__Stated problem__. Scan the records below. List lines holding "icon".
* Start Records provided *
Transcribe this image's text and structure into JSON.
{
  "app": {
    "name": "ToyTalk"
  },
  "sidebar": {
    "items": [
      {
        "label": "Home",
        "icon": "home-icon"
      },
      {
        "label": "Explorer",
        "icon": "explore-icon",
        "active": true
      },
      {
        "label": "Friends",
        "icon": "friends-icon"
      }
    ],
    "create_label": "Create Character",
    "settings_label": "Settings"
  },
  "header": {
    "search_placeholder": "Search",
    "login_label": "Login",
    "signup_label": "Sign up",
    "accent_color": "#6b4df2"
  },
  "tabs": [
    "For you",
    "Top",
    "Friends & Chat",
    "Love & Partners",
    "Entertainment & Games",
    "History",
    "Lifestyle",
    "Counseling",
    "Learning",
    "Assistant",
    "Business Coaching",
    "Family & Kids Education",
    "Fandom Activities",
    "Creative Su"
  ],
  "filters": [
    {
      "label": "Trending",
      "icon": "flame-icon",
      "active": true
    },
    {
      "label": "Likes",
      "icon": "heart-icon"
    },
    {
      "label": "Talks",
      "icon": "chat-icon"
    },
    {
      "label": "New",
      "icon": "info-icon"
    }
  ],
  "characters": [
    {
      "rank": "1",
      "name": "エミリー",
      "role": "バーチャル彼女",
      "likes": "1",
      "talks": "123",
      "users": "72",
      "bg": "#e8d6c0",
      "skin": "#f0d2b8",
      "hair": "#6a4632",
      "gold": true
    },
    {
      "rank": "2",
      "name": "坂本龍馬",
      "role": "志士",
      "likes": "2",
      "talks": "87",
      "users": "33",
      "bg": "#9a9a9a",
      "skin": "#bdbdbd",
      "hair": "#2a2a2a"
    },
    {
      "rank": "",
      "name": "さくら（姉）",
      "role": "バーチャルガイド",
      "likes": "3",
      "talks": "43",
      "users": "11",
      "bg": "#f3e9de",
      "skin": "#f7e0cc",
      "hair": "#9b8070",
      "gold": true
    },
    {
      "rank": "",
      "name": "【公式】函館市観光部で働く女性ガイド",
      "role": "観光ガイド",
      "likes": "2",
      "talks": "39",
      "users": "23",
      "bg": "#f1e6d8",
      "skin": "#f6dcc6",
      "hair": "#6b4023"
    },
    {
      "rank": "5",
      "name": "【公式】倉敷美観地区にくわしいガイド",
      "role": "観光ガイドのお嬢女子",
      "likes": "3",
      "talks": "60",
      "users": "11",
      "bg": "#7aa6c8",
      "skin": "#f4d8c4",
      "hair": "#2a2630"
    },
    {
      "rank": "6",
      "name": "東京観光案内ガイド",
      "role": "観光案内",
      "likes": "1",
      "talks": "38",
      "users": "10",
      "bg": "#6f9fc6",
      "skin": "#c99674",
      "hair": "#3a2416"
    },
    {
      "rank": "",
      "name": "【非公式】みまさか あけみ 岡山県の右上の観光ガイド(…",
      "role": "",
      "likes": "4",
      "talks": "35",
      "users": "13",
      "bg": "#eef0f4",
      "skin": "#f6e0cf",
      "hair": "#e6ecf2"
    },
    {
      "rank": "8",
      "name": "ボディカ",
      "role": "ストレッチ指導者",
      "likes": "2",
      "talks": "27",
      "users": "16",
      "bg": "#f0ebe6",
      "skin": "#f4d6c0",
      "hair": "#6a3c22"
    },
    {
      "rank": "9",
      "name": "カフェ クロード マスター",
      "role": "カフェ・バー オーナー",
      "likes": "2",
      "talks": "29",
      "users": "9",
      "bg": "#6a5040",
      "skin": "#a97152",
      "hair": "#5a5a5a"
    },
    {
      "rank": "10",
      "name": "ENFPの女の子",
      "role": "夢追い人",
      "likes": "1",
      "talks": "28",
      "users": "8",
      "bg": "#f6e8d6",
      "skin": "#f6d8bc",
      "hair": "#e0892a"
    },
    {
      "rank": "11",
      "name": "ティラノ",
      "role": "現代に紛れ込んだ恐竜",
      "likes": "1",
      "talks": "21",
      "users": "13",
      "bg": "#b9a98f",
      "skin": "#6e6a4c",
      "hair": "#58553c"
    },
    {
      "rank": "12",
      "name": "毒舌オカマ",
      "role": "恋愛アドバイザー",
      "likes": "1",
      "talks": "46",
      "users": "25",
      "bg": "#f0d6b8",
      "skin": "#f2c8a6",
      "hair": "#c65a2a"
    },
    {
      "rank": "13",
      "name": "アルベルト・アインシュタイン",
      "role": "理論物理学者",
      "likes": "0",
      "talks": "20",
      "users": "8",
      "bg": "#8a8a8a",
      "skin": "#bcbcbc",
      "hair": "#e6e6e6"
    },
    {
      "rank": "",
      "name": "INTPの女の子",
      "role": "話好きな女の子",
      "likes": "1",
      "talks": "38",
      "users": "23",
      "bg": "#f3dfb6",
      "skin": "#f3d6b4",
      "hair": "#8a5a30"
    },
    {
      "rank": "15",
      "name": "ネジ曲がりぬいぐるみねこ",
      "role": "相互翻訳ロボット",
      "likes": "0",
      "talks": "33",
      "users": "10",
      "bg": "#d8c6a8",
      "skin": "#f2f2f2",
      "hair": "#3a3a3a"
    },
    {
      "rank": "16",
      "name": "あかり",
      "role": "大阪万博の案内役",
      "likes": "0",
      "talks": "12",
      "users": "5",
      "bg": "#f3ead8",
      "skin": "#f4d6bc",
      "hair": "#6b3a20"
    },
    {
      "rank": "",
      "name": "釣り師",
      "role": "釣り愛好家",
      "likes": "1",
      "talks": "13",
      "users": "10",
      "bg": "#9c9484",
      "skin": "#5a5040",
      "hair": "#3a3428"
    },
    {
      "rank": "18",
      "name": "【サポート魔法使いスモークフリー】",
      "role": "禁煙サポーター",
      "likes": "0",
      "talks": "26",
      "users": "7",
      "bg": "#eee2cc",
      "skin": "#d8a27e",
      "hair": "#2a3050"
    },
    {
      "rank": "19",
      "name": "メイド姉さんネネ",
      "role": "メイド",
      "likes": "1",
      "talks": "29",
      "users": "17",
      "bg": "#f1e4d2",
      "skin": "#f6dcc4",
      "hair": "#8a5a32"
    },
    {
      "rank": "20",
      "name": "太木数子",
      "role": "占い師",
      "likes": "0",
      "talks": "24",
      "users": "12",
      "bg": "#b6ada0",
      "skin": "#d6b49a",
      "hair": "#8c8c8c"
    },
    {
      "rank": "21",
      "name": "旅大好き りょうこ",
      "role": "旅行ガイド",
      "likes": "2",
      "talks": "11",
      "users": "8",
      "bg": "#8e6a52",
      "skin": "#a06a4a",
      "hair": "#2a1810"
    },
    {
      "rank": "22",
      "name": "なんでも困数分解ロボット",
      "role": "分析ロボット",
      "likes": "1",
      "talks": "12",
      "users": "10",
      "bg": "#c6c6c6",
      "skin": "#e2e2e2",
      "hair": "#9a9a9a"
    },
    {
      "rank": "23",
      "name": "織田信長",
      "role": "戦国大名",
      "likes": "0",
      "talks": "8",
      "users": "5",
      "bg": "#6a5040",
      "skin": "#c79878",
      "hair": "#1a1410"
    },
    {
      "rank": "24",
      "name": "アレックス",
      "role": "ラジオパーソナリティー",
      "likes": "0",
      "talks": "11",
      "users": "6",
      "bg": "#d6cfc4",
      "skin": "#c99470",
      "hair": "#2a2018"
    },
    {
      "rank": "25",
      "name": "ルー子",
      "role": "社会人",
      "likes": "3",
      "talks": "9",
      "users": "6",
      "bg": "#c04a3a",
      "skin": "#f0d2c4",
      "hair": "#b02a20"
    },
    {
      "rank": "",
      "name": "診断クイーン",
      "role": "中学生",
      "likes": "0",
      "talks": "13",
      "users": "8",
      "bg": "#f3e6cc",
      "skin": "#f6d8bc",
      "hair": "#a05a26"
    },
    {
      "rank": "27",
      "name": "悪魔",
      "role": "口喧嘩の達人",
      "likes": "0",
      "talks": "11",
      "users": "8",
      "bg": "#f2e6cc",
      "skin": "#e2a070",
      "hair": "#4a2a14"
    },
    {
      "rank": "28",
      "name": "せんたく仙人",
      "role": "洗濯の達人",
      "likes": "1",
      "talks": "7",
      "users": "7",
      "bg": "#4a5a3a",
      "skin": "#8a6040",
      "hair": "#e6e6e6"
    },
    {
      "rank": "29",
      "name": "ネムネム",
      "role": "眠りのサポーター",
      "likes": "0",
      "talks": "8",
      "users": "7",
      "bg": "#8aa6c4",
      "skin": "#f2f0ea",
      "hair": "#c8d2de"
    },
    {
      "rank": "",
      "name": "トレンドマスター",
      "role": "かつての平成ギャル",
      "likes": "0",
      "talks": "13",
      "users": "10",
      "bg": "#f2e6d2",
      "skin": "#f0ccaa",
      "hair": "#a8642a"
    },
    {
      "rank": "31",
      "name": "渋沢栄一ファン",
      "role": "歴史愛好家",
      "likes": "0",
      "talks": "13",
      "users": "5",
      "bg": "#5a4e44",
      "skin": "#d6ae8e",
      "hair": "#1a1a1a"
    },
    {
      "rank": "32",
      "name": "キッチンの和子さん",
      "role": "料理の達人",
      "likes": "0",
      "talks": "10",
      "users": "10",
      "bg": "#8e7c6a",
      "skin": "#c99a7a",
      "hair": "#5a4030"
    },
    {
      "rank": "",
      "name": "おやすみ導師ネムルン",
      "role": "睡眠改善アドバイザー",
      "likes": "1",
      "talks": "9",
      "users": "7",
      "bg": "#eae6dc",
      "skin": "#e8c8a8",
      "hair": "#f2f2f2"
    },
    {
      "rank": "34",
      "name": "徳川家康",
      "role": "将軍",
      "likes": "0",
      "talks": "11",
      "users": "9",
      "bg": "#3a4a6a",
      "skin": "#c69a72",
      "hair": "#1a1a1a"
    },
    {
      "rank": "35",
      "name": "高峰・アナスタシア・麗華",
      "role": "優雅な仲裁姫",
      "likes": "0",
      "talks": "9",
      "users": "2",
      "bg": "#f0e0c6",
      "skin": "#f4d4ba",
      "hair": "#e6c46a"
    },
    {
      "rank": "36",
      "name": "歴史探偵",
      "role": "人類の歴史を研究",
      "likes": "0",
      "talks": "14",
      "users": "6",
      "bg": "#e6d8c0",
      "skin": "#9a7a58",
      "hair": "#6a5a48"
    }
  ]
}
* End Records provided *
__The output__.
        "icon": "home-icon"
        "icon": "explore-icon",
        "icon": "friends-icon"
      "icon": "flame-icon",
      "icon": "heart-icon"
      "icon": "chat-icon"
      "icon": "info-icon"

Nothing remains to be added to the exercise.